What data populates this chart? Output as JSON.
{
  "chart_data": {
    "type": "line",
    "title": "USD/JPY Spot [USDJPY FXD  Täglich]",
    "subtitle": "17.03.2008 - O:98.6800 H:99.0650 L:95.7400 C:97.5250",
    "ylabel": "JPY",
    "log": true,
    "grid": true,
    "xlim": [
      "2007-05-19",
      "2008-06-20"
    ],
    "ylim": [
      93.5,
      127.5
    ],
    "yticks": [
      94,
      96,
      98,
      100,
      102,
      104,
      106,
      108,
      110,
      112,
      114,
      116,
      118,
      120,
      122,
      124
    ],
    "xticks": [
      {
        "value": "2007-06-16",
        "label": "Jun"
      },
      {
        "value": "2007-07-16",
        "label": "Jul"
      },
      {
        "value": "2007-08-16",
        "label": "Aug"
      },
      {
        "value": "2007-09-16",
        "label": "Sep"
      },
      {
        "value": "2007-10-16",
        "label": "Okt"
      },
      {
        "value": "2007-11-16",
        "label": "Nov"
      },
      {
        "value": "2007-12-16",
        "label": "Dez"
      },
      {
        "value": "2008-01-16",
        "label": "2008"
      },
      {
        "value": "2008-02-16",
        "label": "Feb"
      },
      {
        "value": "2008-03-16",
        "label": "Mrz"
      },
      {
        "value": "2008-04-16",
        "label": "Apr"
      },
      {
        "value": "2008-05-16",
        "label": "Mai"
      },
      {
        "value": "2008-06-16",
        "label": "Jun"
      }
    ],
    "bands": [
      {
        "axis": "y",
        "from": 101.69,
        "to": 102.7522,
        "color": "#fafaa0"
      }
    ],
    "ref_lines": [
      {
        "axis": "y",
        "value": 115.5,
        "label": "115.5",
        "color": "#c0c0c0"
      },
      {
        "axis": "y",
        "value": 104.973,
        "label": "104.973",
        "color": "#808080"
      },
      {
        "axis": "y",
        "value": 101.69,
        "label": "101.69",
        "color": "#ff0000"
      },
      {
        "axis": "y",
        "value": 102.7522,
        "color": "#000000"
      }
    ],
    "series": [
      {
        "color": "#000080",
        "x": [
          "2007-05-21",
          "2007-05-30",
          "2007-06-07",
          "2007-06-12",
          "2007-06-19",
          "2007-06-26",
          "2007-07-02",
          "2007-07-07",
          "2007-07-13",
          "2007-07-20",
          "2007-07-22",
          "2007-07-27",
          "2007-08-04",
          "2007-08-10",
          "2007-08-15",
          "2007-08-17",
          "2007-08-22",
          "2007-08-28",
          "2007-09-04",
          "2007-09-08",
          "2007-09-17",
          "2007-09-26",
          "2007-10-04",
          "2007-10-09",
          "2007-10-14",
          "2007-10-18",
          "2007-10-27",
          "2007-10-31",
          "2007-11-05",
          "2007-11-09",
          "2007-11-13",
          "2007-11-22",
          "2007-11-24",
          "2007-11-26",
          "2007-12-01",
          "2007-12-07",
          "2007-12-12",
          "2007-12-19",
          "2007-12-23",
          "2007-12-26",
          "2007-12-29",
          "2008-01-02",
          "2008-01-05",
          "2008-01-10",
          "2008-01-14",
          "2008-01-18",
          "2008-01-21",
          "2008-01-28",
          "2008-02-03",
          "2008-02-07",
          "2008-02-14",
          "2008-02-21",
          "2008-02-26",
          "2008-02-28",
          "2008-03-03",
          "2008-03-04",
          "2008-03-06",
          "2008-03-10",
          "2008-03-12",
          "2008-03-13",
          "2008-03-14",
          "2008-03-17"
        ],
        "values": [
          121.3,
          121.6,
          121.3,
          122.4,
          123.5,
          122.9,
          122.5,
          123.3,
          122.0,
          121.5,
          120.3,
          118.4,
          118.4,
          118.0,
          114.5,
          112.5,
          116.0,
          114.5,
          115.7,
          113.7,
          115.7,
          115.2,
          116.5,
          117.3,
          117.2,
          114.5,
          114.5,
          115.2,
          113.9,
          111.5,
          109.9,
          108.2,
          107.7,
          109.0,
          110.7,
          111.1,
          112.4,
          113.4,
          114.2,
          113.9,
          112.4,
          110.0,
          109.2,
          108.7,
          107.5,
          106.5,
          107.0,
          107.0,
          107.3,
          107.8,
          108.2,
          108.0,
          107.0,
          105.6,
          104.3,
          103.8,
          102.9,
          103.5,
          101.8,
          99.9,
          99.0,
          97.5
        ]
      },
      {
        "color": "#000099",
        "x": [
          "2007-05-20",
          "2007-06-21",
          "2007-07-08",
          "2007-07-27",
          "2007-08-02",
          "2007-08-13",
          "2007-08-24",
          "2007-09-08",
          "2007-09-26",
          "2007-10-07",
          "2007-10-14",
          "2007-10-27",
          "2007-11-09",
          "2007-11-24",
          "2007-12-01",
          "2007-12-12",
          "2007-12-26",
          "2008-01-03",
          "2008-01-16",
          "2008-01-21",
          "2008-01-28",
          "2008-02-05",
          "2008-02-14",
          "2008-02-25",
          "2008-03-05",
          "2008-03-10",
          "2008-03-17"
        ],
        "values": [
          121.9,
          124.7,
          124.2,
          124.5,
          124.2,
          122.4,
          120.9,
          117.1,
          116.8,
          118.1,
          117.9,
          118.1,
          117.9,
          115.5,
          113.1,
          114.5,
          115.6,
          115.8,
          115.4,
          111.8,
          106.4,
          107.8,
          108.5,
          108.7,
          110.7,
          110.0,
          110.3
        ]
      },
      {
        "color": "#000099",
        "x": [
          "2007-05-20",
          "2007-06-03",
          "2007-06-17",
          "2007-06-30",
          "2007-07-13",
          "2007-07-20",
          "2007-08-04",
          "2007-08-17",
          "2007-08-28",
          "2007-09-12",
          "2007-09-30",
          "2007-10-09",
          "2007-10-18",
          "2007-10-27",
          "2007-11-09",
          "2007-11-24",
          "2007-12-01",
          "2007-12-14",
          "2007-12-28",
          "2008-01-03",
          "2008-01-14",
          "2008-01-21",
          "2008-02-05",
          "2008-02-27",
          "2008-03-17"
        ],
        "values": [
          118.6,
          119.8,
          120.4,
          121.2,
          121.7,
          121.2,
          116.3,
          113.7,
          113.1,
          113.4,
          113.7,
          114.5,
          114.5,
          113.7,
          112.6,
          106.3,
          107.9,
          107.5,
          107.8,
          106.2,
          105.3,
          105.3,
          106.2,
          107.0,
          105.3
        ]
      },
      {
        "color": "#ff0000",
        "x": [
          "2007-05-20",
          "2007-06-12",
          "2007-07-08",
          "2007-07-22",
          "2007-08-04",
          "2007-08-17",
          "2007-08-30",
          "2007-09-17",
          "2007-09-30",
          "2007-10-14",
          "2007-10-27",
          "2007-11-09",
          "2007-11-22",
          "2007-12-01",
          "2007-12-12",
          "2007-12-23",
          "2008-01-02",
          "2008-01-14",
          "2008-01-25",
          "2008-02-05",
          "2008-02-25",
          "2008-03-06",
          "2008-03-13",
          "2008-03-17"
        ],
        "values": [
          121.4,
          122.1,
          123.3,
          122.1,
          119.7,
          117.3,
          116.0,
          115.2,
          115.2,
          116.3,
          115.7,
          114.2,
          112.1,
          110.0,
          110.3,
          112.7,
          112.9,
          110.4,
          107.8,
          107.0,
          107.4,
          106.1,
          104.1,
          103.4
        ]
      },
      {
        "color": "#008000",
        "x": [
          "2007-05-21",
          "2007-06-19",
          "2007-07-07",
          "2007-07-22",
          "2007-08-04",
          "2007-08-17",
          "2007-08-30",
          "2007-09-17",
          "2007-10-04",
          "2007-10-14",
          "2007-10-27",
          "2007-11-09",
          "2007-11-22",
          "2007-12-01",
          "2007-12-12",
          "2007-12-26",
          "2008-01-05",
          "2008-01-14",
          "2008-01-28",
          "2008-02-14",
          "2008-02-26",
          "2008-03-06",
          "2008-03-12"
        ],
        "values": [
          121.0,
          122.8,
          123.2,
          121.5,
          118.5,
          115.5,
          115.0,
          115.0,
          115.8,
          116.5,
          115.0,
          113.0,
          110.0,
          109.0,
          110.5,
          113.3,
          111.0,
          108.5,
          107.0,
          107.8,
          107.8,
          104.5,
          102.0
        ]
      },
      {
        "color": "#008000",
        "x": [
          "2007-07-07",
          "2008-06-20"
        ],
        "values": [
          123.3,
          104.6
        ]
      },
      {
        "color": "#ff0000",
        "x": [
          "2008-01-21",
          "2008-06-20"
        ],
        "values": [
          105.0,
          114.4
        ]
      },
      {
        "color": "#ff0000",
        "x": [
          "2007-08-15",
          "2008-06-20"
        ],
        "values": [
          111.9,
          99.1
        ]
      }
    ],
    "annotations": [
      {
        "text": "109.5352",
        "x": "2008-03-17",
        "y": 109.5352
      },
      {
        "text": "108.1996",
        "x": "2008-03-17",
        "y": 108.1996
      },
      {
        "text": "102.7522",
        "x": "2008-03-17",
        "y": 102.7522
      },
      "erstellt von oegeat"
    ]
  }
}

■ **Instructions to follow**
Of the lines in the records, how many contain the word "text"? Answer with the number and nothing else.

■ **Response for this exercise**
3